STATED EXERCISE
Copy out all lines in the data below containing the string "色牢度等".

THE RECORDS
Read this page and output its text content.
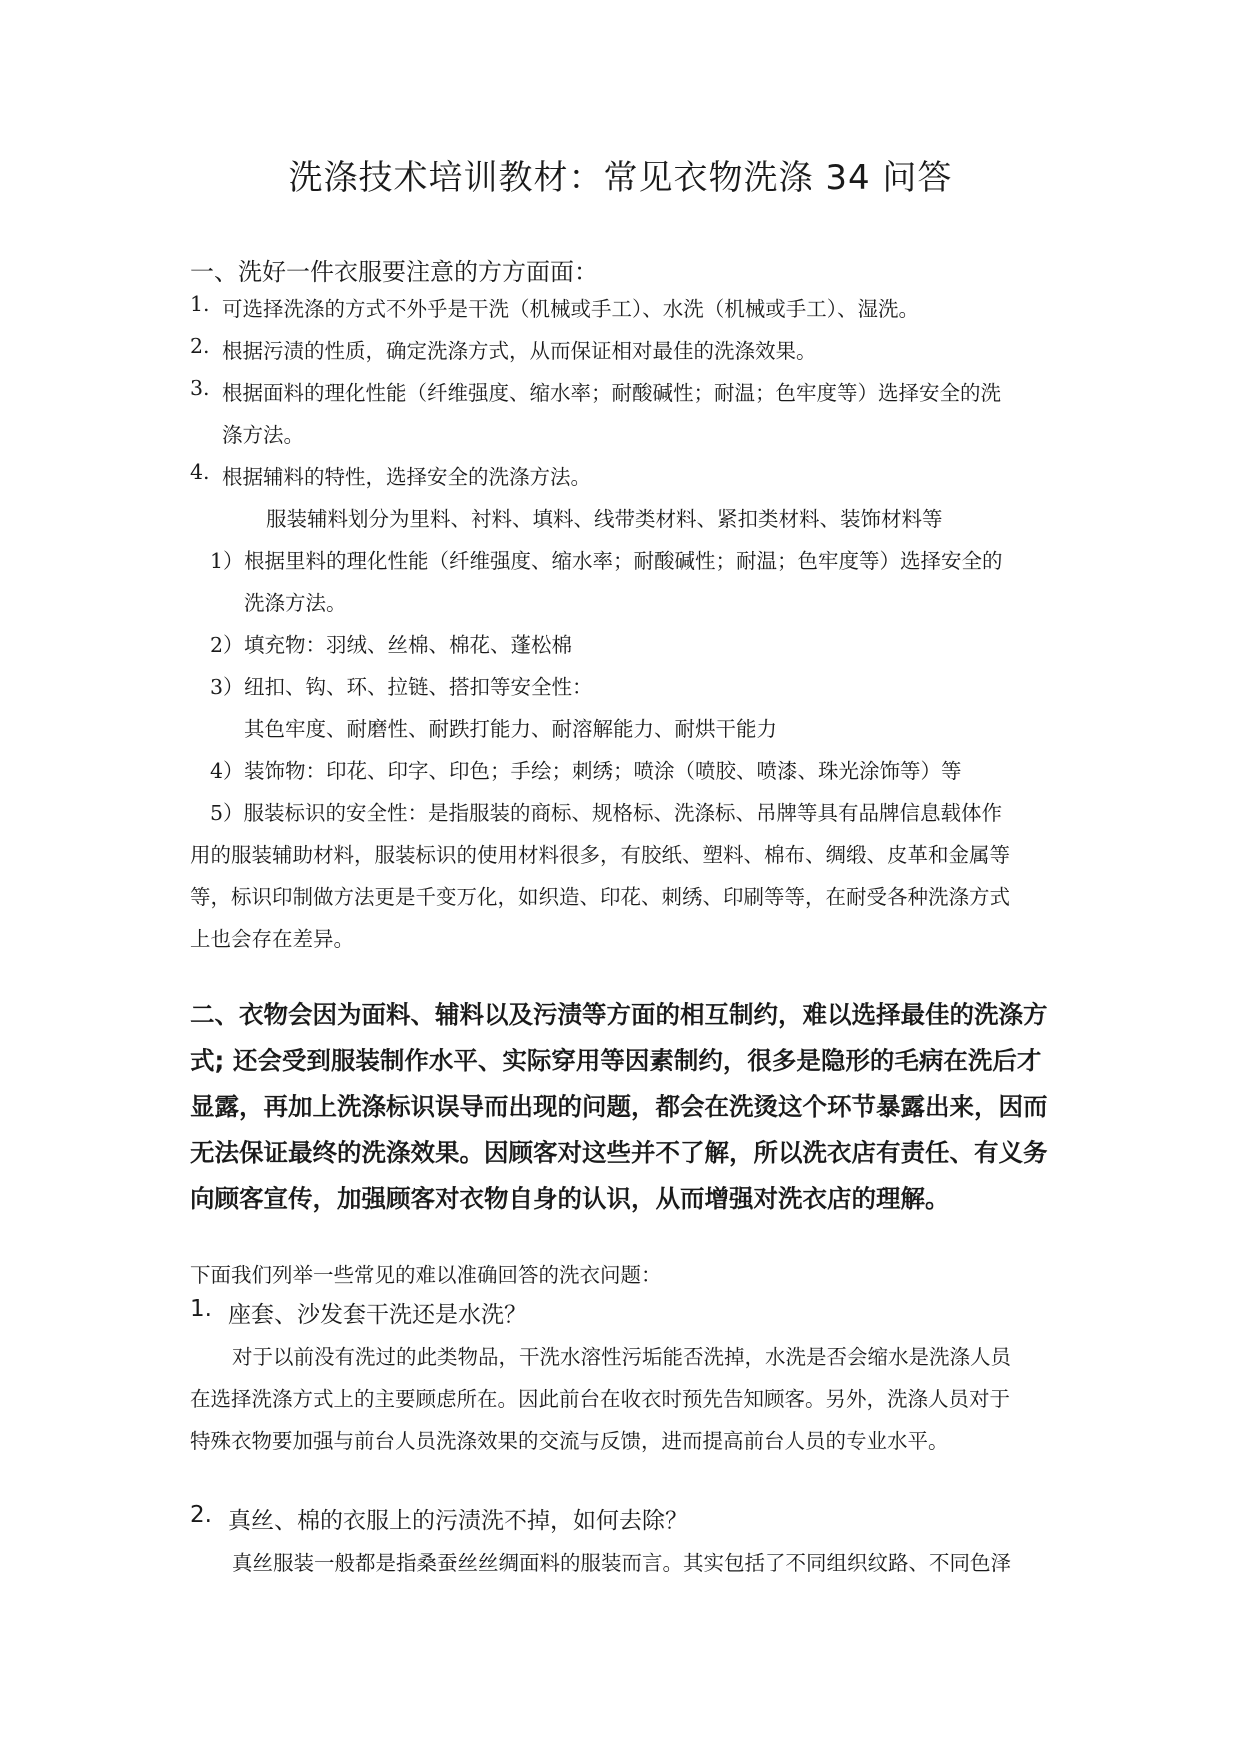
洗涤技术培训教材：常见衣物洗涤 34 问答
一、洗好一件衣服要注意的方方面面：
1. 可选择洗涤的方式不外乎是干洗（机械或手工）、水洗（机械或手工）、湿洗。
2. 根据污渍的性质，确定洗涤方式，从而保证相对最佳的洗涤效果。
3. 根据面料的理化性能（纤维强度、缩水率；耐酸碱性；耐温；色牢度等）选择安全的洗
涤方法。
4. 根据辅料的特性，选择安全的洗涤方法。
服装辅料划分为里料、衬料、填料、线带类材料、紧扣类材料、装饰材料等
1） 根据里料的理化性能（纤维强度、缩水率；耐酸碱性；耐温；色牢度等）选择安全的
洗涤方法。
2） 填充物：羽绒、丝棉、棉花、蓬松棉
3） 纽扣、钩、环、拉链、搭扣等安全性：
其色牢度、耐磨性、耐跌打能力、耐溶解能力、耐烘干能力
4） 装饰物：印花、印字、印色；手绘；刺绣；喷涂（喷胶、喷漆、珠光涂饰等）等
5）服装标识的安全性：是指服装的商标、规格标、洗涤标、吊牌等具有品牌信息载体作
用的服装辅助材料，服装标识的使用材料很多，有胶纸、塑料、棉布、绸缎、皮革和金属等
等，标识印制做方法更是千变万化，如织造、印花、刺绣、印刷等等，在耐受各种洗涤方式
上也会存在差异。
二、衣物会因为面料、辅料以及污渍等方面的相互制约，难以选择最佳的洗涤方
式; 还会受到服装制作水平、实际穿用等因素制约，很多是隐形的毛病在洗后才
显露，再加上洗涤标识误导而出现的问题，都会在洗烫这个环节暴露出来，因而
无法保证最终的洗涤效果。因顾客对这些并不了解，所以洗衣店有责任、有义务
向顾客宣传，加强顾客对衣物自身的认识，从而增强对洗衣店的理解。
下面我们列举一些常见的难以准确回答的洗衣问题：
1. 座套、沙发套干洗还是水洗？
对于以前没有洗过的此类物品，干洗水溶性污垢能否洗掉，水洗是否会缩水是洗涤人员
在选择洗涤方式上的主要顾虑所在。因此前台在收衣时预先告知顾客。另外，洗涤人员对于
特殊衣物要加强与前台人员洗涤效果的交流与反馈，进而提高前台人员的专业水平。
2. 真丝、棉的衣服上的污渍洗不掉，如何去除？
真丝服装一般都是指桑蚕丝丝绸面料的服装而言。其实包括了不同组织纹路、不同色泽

ANSWER TO THE EXERCISE
3. 根据面料的理化性能（纤维强度、缩水率；耐酸碱性；耐温；色牢度等）选择安全的洗
1） 根据里料的理化性能（纤维强度、缩水率；耐酸碱性；耐温；色牢度等）选择安全的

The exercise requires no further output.